§ WHAT NEEDS TO BE DONE: Your task is to output the entries below word for word.

§ DATA PROVIDED:
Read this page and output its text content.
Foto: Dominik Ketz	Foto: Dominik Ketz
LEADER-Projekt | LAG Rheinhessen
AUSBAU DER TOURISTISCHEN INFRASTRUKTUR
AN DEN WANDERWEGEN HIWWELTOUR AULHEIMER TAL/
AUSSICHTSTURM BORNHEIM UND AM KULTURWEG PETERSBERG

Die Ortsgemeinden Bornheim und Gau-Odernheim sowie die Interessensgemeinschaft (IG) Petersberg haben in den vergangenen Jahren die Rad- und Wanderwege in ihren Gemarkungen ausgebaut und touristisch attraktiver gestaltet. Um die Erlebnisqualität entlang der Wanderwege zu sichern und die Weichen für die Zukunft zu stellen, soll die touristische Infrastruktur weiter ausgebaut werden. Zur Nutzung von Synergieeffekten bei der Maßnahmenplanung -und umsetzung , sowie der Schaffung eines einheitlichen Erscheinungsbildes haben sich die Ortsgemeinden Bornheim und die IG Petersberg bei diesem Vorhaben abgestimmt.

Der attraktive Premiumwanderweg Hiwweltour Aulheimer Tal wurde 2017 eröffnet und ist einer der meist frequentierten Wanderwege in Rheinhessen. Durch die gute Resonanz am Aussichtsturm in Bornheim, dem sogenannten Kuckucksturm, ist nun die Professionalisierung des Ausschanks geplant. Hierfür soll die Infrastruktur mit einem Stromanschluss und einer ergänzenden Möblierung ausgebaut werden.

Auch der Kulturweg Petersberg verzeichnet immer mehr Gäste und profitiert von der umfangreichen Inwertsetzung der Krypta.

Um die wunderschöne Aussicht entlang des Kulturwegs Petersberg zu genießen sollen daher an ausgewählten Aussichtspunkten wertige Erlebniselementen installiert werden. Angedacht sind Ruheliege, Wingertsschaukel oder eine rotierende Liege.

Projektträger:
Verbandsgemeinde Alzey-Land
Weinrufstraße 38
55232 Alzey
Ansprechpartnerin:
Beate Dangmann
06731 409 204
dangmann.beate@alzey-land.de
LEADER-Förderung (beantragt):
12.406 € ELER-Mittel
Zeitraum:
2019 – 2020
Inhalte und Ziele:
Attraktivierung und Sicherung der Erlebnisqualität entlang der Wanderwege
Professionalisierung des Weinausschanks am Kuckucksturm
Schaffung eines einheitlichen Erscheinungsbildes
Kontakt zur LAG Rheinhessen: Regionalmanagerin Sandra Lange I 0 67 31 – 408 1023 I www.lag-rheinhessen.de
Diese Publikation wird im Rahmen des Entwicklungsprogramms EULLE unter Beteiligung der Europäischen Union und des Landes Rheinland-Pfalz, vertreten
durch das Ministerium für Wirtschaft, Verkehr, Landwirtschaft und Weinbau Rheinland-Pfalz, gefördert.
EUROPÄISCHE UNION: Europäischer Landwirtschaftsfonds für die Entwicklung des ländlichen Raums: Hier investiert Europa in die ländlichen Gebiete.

§ ANSWER TO THE PROBLEM:
Read this page and output its text content.
Foto: Dominik Ketz	Foto: Dominik Ketz
LEADER-Projekt | LAG Rheinhessen
AUSBAU DER TOURISTISCHEN INFRASTRUKTUR
AN DEN WANDERWEGEN HIWWELTOUR AULHEIMER TAL/
AUSSICHTSTURM BORNHEIM UND AM KULTURWEG PETERSBERG

Die Ortsgemeinden Bornheim und Gau-Odernheim sowie die Interessensgemeinschaft (IG) Petersberg haben in den vergangenen Jahren die Rad- und Wanderwege in ihren Gemarkungen ausgebaut und touristisch attraktiver gestaltet. Um die Erlebnisqualität entlang der Wanderwege zu sichern und die Weichen für die Zukunft zu stellen, soll die touristische Infrastruktur weiter ausgebaut werden. Zur Nutzung von Synergieeffekten bei der Maßnahmenplanung -und umsetzung , sowie der Schaffung eines einheitlichen Erscheinungsbildes haben sich die Ortsgemeinden Bornheim und die IG Petersberg bei diesem Vorhaben abgestimmt.

Der attraktive Premiumwanderweg Hiwweltour Aulheimer Tal wurde 2017 eröffnet und ist einer der meist frequentierten Wanderwege in Rheinhessen. Durch die gute Resonanz am Aussichtsturm in Bornheim, dem sogenannten Kuckucksturm, ist nun die Professionalisierung des Ausschanks geplant. Hierfür soll die Infrastruktur mit einem Stromanschluss und einer ergänzenden Möblierung ausgebaut werden.

Auch der Kulturweg Petersberg verzeichnet immer mehr Gäste und profitiert von der umfangreichen Inwertsetzung der Krypta.

Um die wunderschöne Aussicht entlang des Kulturwegs Petersberg zu genießen sollen daher an ausgewählten Aussichtspunkten wertige Erlebniselementen installiert werden. Angedacht sind Ruheliege, Wingertsschaukel oder eine rotierende Liege.

Projektträger:
Verbandsgemeinde Alzey-Land
Weinrufstraße 38
55232 Alzey
Ansprechpartnerin:
Beate Dangmann
06731 409 204
dangmann.beate@alzey-land.de
LEADER-Förderung (beantragt):
12.406 € ELER-Mittel
Zeitraum:
2019 – 2020
Inhalte und Ziele:
Attraktivierung und Sicherung der Erlebnisqualität entlang der Wanderwege
Professionalisierung des Weinausschanks am Kuckucksturm
Schaffung eines einheitlichen Erscheinungsbildes
Kontakt zur LAG Rheinhessen: Regionalmanagerin Sandra Lange I 0 67 31 – 408 1023 I www.lag-rheinhessen.de
Diese Publikation wird im Rahmen des Entwicklungsprogramms EULLE unter Beteiligung der Europäischen Union und des Landes Rheinland-Pfalz, vertreten
durch das Ministerium für Wirtschaft, Verkehr, Landwirtschaft und Weinbau Rheinland-Pfalz, gefördert.
EUROPÄISCHE UNION: Europäischer Landwirtschaftsfonds für die Entwicklung des ländlichen Raums: Hier investiert Europa in die ländlichen Gebiete.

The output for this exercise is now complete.